"""
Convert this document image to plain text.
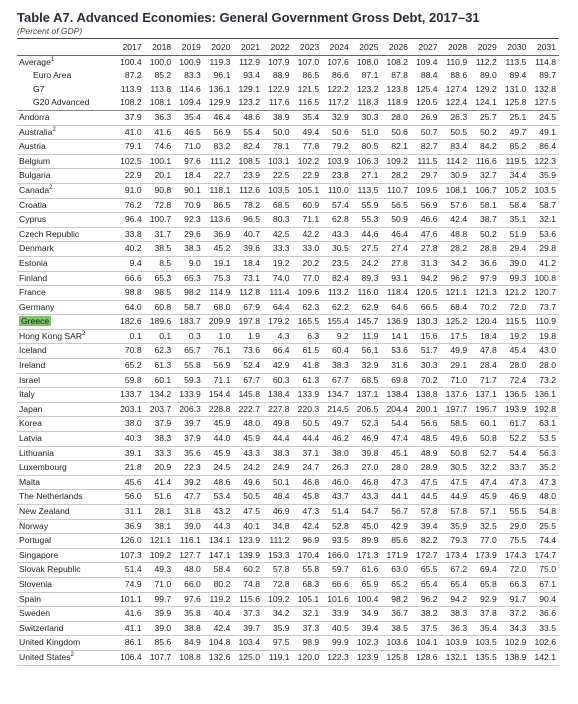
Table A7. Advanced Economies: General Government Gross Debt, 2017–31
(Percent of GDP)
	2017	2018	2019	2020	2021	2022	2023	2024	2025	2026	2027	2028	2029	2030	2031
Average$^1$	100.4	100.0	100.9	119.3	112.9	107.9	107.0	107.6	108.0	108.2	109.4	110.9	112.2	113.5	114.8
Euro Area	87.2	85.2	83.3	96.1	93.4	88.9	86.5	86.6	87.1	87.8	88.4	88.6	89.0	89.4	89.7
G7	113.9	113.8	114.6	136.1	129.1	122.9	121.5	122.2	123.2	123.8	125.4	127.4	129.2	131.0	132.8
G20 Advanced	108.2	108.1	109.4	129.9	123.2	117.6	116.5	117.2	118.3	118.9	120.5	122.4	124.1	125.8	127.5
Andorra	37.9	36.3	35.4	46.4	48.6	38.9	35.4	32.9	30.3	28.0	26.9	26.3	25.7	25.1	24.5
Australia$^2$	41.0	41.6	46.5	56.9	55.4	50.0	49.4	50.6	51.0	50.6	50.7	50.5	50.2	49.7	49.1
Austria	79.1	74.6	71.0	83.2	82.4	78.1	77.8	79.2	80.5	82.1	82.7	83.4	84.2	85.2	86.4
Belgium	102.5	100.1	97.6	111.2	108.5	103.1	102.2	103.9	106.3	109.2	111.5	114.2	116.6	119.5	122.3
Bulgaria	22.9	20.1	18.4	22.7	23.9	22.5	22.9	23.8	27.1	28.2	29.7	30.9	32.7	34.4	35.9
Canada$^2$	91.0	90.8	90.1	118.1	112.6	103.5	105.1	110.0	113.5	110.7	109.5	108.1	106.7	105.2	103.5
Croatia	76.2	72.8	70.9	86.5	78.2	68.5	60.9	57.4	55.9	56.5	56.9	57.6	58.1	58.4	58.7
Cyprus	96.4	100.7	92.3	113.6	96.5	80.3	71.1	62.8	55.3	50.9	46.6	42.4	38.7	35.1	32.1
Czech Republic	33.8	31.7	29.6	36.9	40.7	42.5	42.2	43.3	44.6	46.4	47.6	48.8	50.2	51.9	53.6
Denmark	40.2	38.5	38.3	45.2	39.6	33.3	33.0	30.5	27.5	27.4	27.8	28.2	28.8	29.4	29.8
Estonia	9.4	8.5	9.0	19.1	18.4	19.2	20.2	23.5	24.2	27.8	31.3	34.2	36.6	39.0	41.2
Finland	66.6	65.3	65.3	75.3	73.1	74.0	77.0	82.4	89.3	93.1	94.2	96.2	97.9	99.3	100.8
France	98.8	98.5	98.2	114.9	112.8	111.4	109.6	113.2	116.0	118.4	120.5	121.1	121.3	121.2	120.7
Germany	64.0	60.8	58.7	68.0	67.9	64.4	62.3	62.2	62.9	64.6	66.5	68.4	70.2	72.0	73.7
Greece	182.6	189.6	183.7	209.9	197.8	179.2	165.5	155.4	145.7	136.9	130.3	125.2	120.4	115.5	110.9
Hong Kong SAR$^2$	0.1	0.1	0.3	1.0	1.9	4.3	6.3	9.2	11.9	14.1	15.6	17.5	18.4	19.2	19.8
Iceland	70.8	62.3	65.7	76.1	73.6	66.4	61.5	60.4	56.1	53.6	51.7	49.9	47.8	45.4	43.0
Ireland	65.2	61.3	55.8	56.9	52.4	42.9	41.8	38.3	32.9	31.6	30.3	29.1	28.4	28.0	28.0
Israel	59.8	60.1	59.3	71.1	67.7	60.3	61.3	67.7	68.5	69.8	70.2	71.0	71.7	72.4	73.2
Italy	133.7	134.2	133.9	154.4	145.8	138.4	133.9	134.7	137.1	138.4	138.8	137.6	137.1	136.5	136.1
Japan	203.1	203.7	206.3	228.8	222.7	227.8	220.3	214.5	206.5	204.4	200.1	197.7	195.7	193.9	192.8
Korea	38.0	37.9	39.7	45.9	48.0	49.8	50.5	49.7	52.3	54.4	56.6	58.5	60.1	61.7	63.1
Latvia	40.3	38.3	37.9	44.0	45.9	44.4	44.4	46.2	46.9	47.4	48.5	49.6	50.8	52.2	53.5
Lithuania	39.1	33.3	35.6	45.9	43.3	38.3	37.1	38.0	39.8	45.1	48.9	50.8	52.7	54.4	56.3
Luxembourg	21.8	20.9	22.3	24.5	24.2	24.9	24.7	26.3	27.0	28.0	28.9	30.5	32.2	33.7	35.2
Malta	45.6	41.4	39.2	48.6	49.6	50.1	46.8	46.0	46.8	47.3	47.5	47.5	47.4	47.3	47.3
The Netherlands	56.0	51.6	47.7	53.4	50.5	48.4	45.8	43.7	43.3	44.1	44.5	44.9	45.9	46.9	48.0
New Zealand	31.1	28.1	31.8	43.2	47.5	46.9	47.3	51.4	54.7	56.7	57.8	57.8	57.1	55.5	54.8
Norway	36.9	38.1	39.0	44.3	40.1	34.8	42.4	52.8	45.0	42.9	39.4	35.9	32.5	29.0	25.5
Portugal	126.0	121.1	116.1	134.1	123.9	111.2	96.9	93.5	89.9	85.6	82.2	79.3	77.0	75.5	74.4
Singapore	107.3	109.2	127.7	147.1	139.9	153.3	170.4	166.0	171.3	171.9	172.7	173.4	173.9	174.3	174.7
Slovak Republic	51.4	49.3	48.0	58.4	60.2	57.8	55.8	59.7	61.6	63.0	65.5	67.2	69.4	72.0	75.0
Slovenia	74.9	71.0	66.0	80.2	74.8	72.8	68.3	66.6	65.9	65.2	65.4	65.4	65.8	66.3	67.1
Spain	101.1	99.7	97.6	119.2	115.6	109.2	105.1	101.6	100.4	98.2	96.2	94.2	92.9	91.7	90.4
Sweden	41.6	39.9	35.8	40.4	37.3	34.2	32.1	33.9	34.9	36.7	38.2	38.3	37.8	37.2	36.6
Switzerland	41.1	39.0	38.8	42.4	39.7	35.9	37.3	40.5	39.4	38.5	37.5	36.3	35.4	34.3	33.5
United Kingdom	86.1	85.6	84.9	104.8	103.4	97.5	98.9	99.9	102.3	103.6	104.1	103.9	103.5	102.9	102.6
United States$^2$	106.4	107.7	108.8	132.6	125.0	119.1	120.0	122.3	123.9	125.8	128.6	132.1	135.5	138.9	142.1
"""
"""
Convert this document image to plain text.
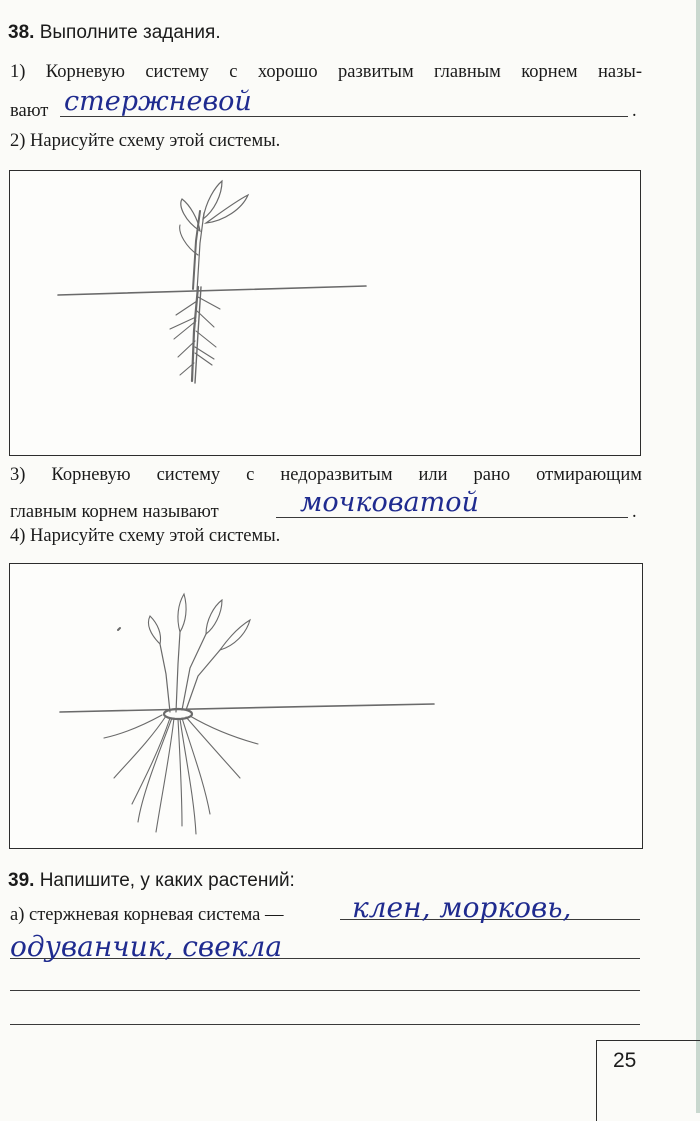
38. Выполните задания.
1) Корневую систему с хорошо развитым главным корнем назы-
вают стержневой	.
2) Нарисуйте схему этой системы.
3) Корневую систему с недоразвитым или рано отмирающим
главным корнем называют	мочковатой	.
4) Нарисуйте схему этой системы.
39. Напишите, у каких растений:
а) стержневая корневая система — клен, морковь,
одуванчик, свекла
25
"""
For the string "систему", count the lines of the entries above that include it; answer with the number only.

2